**Written exercise**
Here are some entries; quote each one exactly.

Stored entries:
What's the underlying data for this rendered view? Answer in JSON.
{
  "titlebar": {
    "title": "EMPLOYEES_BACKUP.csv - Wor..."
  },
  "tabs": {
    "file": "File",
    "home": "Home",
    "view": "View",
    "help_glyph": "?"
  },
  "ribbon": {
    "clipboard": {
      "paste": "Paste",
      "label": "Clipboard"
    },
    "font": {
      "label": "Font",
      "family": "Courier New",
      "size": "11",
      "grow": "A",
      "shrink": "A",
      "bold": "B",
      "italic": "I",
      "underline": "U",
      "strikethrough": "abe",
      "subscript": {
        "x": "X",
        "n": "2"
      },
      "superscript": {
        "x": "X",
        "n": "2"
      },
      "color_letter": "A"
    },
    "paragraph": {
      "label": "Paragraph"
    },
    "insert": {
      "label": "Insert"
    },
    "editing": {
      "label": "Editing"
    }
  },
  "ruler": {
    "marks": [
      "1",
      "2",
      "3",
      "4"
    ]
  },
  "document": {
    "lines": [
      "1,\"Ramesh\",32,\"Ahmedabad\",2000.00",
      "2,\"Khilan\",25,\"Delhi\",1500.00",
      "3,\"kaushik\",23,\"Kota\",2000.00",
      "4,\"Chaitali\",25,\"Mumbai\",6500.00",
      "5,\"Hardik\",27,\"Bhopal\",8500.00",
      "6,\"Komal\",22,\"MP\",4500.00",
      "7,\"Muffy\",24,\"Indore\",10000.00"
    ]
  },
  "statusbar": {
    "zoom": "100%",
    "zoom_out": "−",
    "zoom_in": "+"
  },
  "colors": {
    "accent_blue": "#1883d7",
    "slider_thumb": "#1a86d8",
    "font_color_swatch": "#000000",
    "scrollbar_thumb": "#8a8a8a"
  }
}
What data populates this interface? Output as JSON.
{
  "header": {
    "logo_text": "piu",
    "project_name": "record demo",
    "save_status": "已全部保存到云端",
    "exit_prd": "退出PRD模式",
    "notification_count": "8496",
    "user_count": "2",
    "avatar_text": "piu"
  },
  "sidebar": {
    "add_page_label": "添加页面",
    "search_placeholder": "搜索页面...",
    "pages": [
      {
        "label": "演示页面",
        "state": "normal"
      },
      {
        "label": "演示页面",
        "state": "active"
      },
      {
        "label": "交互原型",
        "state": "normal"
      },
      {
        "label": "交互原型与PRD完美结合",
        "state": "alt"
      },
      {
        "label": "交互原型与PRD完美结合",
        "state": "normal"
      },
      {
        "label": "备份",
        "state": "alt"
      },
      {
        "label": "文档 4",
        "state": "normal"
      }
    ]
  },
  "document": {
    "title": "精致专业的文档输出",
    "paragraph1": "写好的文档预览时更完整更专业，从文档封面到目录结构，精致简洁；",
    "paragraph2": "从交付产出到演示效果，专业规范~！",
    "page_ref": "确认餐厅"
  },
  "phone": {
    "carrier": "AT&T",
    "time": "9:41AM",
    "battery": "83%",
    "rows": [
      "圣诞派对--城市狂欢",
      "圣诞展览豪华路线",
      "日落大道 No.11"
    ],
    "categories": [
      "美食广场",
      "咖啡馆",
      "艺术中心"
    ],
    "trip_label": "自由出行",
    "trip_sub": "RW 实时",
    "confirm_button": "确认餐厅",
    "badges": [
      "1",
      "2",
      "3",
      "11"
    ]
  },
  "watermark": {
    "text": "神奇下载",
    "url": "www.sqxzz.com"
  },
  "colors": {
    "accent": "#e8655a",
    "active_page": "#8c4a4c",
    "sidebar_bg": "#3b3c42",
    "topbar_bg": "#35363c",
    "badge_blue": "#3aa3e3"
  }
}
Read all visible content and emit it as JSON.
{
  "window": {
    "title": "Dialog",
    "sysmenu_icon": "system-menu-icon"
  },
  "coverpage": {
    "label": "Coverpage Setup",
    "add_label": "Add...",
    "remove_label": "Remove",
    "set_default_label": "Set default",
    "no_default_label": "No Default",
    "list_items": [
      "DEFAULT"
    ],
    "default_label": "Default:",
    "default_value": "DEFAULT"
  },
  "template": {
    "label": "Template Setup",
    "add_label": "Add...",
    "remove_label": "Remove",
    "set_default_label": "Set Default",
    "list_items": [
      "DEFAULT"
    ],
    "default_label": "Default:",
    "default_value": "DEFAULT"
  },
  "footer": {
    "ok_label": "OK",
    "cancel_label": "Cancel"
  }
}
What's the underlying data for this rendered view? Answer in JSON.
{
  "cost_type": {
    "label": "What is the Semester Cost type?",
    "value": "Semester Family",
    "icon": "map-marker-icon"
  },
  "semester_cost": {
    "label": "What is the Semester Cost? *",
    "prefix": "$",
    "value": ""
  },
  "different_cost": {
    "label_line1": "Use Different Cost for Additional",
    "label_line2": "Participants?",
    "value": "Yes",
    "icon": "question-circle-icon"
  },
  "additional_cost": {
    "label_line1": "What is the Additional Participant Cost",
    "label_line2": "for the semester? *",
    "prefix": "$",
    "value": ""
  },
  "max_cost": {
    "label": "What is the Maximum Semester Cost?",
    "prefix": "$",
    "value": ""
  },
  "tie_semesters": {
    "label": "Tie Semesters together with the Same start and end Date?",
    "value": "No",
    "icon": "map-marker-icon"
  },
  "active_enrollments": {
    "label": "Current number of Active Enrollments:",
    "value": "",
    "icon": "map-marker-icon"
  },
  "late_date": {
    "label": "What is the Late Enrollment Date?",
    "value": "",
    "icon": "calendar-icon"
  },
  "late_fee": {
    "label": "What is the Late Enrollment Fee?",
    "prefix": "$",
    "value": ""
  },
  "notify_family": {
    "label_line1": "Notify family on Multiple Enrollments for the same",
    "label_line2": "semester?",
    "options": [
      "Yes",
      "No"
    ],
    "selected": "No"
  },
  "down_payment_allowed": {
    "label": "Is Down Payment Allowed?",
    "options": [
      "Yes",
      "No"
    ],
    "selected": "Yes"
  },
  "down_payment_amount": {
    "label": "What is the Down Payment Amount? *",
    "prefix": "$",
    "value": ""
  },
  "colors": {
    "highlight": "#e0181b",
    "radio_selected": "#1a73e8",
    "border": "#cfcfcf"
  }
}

**Exercise answer**
What's the underlying data for this rendered view? Answer in JSON.
{
  "titlebar": {
    "title": "EMPLOYEES_BACKUP.csv - Wor..."
  },
  "tabs": {
    "file": "File",
    "home": "Home",
    "view": "View",
    "help_glyph": "?"
  },
  "ribbon": {
    "clipboard": {
      "paste": "Paste",
      "label": "Clipboard"
    },
    "font": {
      "label": "Font",
      "family": "Courier New",
      "size": "11",
      "grow": "A",
      "shrink": "A",
      "bold": "B",
      "italic": "I",
      "underline": "U",
      "strikethrough": "abe",
      "subscript": {
        "x": "X",
        "n": "2"
      },
      "superscript": {
        "x": "X",
        "n": "2"
      },
      "color_letter": "A"
    },
    "paragraph": {
      "label": "Paragraph"
    },
    "insert": {
      "label": "Insert"
    },
    "editing": {
      "label": "Editing"
    }
  },
  "ruler": {
    "marks": [
      "1",
      "2",
      "3",
      "4"
    ]
  },
  "document": {
    "lines": [
      "1,\"Ramesh\",32,\"Ahmedabad\",2000.00",
      "2,\"Khilan\",25,\"Delhi\",1500.00",
      "3,\"kaushik\",23,\"Kota\",2000.00",
      "4,\"Chaitali\",25,\"Mumbai\",6500.00",
      "5,\"Hardik\",27,\"Bhopal\",8500.00",
      "6,\"Komal\",22,\"MP\",4500.00",
      "7,\"Muffy\",24,\"Indore\",10000.00"
    ]
  },
  "statusbar": {
    "zoom": "100%",
    "zoom_out": "−",
    "zoom_in": "+"
  },
  "colors": {
    "accent_blue": "#1883d7",
    "slider_thumb": "#1a86d8",
    "font_color_swatch": "#000000",
    "scrollbar_thumb": "#8a8a8a"
  }
}
What data populates this interface? Output as JSON.
{
  "header": {
    "logo_text": "piu",
    "project_name": "record demo",
    "save_status": "已全部保存到云端",
    "exit_prd": "退出PRD模式",
    "notification_count": "8496",
    "user_count": "2",
    "avatar_text": "piu"
  },
  "sidebar": {
    "add_page_label": "添加页面",
    "search_placeholder": "搜索页面...",
    "pages": [
      {
        "label": "演示页面",
        "state": "normal"
      },
      {
        "label": "演示页面",
        "state": "active"
      },
      {
        "label": "交互原型",
        "state": "normal"
      },
      {
        "label": "交互原型与PRD完美结合",
        "state": "alt"
      },
      {
        "label": "交互原型与PRD完美结合",
        "state": "normal"
      },
      {
        "label": "备份",
        "state": "alt"
      },
      {
        "label": "文档 4",
        "state": "normal"
      }
    ]
  },
  "document": {
    "title": "精致专业的文档输出",
    "paragraph1": "写好的文档预览时更完整更专业，从文档封面到目录结构，精致简洁；",
    "paragraph2": "从交付产出到演示效果，专业规范~！",
    "page_ref": "确认餐厅"
  },
  "phone": {
    "carrier": "AT&T",
    "time": "9:41AM",
    "battery": "83%",
    "rows": [
      "圣诞派对--城市狂欢",
      "圣诞展览豪华路线",
      "日落大道 No.11"
    ],
    "categories": [
      "美食广场",
      "咖啡馆",
      "艺术中心"
    ],
    "trip_label": "自由出行",
    "trip_sub": "RW 实时",
    "confirm_button": "确认餐厅",
    "badges": [
      "1",
      "2",
      "3",
      "11"
    ]
  },
  "watermark": {
    "text": "神奇下载",
    "url": "www.sqxzz.com"
  },
  "colors": {
    "accent": "#e8655a",
    "active_page": "#8c4a4c",
    "sidebar_bg": "#3b3c42",
    "topbar_bg": "#35363c",
    "badge_blue": "#3aa3e3"
  }
}
Read all visible content and emit it as JSON.
{
  "window": {
    "title": "Dialog",
    "sysmenu_icon": "system-menu-icon"
  },
  "coverpage": {
    "label": "Coverpage Setup",
    "add_label": "Add...",
    "remove_label": "Remove",
    "set_default_label": "Set default",
    "no_default_label": "No Default",
    "list_items": [
      "DEFAULT"
    ],
    "default_label": "Default:",
    "default_value": "DEFAULT"
  },
  "template": {
    "label": "Template Setup",
    "add_label": "Add...",
    "remove_label": "Remove",
    "set_default_label": "Set Default",
    "list_items": [
      "DEFAULT"
    ],
    "default_label": "Default:",
    "default_value": "DEFAULT"
  },
  "footer": {
    "ok_label": "OK",
    "cancel_label": "Cancel"
  }
}
What's the underlying data for this rendered view? Answer in JSON.
{
  "cost_type": {
    "label": "What is the Semester Cost type?",
    "value": "Semester Family",
    "icon": "map-marker-icon"
  },
  "semester_cost": {
    "label": "What is the Semester Cost? *",
    "prefix": "$",
    "value": ""
  },
  "different_cost": {
    "label_line1": "Use Different Cost for Additional",
    "label_line2": "Participants?",
    "value": "Yes",
    "icon": "question-circle-icon"
  },
  "additional_cost": {
    "label_line1": "What is the Additional Participant Cost",
    "label_line2": "for the semester? *",
    "prefix": "$",
    "value": ""
  },
  "max_cost": {
    "label": "What is the Maximum Semester Cost?",
    "prefix": "$",
    "value": ""
  },
  "tie_semesters": {
    "label": "Tie Semesters together with the Same start and end Date?",
    "value": "No",
    "icon": "map-marker-icon"
  },
  "active_enrollments": {
    "label": "Current number of Active Enrollments:",
    "value": "",
    "icon": "map-marker-icon"
  },
  "late_date": {
    "label": "What is the Late Enrollment Date?",
    "value": "",
    "icon": "calendar-icon"
  },
  "late_fee": {
    "label": "What is the Late Enrollment Fee?",
    "prefix": "$",
    "value": ""
  },
  "notify_family": {
    "label_line1": "Notify family on Multiple Enrollments for the same",
    "label_line2": "semester?",
    "options": [
      "Yes",
      "No"
    ],
    "selected": "No"
  },
  "down_payment_allowed": {
    "label": "Is Down Payment Allowed?",
    "options": [
      "Yes",
      "No"
    ],
    "selected": "Yes"
  },
  "down_payment_amount": {
    "label": "What is the Down Payment Amount? *",
    "prefix": "$",
    "value": ""
  },
  "colors": {
    "highlight": "#e0181b",
    "radio_selected": "#1a73e8",
    "border": "#cfcfcf"
  }
}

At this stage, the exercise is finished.